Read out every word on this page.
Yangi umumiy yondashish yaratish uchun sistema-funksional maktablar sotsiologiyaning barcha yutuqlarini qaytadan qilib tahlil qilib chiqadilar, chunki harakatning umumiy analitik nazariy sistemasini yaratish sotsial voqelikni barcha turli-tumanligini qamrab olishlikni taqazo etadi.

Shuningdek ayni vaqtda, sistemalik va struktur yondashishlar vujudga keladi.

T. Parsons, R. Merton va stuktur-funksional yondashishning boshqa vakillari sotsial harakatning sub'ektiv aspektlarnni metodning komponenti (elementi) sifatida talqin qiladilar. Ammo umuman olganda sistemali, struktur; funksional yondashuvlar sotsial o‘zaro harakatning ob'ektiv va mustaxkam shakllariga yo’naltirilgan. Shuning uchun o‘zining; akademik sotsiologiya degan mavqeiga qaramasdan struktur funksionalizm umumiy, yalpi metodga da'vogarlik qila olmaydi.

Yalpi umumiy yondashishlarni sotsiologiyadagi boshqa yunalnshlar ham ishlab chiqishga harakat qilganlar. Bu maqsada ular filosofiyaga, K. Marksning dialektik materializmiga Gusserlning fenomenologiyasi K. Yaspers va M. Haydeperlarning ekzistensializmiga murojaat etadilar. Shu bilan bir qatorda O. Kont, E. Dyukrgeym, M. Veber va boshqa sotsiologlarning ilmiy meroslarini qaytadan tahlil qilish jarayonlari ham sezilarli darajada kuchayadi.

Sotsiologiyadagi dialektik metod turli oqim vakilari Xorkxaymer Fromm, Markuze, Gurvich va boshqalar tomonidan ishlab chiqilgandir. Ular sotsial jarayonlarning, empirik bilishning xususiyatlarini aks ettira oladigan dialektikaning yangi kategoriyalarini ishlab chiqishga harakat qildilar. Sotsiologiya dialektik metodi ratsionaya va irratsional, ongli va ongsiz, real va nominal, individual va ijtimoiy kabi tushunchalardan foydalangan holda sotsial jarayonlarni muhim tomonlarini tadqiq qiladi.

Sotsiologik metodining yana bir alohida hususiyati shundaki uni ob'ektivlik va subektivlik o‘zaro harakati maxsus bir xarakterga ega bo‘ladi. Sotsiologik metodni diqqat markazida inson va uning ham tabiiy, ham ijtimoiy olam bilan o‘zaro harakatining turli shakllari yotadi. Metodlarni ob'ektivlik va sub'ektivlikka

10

==

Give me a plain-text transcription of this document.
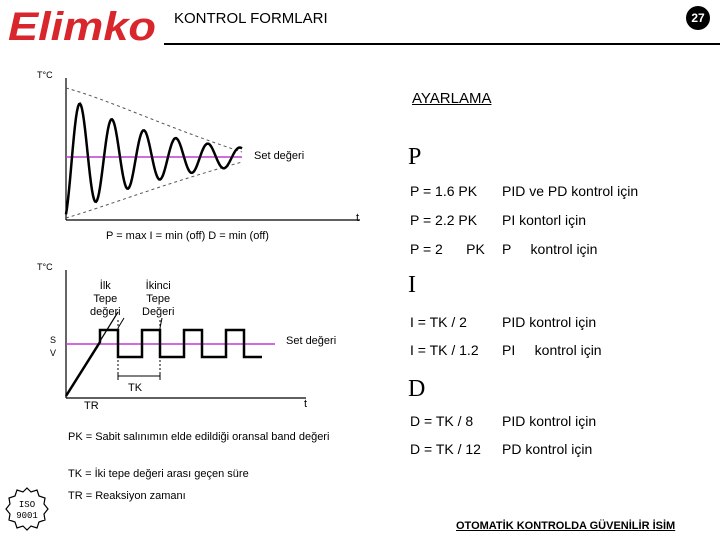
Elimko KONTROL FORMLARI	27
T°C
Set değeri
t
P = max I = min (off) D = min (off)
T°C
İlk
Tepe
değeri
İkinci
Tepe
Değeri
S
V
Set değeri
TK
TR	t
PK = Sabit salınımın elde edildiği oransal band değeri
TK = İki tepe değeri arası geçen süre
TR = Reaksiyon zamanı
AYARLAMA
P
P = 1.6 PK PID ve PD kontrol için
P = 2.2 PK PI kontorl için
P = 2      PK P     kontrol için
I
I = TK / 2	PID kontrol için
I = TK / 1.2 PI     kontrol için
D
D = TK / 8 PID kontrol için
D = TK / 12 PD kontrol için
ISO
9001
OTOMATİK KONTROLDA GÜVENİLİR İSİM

| Problem statement |
Each line above that includes "dialektik" should be shown.

| Written response |
Yalpi umumiy yondashishlarni sotsiologiyadagi boshqa yunalnshlar ham ishlab chiqishga harakat qilganlar. Bu maqsada ular filosofiyaga, K. Marksning dialektik materializmiga Gusserlning fenomenologiyasi K. Yaspers va M. Haydeperlarning ekzistensializmiga murojaat etadilar. Shu bilan bir qatorda O. Kont, E. Dyukrgeym, M. Veber va boshqa sotsiologlarning ilmiy meroslarini qaytadan tahlil qilish jarayonlari ham sezilarli darajada kuchayadi.
Sotsiologiyadagi dialektik metod turli oqim vakilari Xorkxaymer Fromm, Markuze, Gurvich va boshqalar tomonidan ishlab chiqilgandir. Ular sotsial jarayonlarning, empirik bilishning xususiyatlarini aks ettira oladigan dialektikaning yangi kategoriyalarini ishlab chiqishga harakat qildilar. Sotsiologiya dialektik metodi ratsionaya va irratsional, ongli va ongsiz, real va nominal, individual va ijtimoiy kabi tushunchalardan foydalangan holda sotsial jarayonlarni muhim tomonlarini tadqiq qiladi.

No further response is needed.